▶ Exercise directions:
Pick out the lines containing "Lanczos".

— START OF Given data —

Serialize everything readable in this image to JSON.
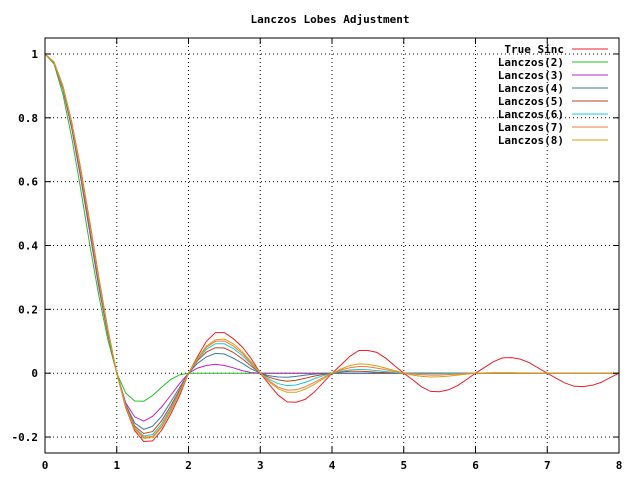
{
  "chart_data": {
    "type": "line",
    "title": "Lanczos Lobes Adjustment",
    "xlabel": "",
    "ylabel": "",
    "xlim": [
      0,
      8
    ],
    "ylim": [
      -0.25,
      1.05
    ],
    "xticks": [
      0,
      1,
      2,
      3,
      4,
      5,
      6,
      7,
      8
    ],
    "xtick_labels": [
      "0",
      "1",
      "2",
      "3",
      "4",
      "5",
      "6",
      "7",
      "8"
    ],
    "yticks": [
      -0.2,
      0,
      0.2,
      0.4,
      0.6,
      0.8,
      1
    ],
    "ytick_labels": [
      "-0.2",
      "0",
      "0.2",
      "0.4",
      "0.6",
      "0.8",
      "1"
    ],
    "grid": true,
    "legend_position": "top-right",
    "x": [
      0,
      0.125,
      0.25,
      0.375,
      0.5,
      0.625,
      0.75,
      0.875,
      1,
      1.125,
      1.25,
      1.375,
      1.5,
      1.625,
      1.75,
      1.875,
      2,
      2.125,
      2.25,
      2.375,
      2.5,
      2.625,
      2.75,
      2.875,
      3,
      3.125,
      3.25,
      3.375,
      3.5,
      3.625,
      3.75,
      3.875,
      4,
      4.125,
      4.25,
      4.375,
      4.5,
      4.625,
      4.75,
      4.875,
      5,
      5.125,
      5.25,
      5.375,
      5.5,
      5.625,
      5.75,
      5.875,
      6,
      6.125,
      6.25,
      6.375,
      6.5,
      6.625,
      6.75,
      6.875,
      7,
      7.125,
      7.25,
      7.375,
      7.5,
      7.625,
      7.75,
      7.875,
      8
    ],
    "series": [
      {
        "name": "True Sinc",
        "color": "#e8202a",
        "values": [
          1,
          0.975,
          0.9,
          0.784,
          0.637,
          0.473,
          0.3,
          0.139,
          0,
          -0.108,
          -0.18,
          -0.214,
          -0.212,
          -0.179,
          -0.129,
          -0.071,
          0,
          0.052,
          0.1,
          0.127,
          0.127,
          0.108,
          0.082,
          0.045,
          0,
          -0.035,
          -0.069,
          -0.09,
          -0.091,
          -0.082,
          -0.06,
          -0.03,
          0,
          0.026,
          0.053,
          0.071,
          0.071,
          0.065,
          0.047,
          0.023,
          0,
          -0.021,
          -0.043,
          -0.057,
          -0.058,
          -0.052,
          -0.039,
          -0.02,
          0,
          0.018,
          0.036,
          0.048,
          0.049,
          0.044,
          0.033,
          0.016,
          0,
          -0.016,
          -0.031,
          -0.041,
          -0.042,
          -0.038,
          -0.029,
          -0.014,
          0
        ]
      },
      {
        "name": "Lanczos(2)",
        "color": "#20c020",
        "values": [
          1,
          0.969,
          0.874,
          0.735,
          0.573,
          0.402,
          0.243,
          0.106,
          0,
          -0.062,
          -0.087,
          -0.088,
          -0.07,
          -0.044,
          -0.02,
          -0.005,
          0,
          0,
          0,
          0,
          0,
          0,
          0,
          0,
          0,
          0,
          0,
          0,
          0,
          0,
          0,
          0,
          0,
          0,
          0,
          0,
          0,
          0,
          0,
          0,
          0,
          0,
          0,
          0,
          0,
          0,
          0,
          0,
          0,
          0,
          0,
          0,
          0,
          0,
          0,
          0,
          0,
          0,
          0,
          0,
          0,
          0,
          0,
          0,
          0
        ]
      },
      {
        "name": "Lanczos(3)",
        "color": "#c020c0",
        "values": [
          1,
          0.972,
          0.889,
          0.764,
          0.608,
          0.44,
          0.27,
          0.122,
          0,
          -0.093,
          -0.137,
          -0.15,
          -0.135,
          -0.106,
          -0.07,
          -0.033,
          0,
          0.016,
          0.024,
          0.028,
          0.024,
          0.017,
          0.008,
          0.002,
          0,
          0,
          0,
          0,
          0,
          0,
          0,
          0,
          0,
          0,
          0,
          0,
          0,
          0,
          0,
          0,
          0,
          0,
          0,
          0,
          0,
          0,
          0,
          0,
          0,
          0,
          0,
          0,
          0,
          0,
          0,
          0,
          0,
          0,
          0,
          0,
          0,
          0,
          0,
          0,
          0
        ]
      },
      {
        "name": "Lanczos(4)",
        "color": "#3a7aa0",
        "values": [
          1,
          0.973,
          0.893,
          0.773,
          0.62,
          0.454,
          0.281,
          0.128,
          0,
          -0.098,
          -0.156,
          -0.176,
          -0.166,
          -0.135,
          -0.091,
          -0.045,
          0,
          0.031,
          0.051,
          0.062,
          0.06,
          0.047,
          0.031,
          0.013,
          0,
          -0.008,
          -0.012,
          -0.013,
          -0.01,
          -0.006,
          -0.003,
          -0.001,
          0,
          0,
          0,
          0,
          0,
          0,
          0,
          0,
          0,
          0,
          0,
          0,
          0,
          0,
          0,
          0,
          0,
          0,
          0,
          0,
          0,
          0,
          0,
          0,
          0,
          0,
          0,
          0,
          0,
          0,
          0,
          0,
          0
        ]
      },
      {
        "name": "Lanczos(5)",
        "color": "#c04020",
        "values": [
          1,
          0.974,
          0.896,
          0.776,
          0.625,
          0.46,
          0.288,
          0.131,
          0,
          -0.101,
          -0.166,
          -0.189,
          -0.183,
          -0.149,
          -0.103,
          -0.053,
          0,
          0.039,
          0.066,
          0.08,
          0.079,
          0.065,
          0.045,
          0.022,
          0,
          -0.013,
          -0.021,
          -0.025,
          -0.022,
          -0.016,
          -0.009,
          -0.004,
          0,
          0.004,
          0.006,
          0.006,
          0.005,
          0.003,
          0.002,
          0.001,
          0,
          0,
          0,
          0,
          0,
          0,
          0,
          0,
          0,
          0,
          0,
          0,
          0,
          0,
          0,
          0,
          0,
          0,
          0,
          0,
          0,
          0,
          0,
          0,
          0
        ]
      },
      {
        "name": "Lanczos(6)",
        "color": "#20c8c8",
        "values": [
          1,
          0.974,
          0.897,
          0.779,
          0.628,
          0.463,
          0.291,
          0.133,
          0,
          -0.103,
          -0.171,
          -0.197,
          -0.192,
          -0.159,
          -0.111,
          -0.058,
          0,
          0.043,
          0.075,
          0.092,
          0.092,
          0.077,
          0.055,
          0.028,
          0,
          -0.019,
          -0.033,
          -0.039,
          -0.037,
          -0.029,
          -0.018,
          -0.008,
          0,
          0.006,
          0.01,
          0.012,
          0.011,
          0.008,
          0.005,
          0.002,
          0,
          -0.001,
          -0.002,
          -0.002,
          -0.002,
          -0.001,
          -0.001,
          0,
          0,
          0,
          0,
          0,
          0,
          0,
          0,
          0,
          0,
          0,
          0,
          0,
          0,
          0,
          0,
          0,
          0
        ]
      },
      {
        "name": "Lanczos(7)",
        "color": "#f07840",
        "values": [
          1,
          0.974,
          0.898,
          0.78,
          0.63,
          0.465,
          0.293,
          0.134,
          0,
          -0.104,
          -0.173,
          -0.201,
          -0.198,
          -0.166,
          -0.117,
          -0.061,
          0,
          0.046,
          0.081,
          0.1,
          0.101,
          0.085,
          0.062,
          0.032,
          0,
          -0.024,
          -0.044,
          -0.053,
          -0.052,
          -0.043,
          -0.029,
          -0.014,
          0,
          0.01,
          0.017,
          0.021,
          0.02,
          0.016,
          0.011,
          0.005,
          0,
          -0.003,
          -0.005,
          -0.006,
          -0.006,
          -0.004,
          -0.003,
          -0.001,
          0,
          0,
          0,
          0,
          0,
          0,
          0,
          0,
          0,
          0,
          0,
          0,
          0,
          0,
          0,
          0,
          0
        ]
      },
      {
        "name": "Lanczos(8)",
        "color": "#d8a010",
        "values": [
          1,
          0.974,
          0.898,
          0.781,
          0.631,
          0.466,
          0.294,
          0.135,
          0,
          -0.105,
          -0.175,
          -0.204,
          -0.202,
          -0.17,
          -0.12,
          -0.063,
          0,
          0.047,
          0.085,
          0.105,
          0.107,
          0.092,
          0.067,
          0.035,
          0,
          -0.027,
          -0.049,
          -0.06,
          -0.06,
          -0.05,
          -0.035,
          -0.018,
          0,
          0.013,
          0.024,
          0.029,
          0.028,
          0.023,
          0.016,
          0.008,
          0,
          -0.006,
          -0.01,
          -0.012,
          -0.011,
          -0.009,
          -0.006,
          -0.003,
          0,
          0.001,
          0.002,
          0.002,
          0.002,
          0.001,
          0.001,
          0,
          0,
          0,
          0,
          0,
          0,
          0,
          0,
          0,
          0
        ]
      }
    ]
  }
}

— END OF Given data —

▶ Worked answer:
    "title": "Lanczos Lobes Adjustment",
        "name": "Lanczos(2)",
        "name": "Lanczos(3)",
        "name": "Lanczos(4)",
        "name": "Lanczos(5)",
        "name": "Lanczos(6)",
        "name": "Lanczos(7)",
        "name": "Lanczos(8)",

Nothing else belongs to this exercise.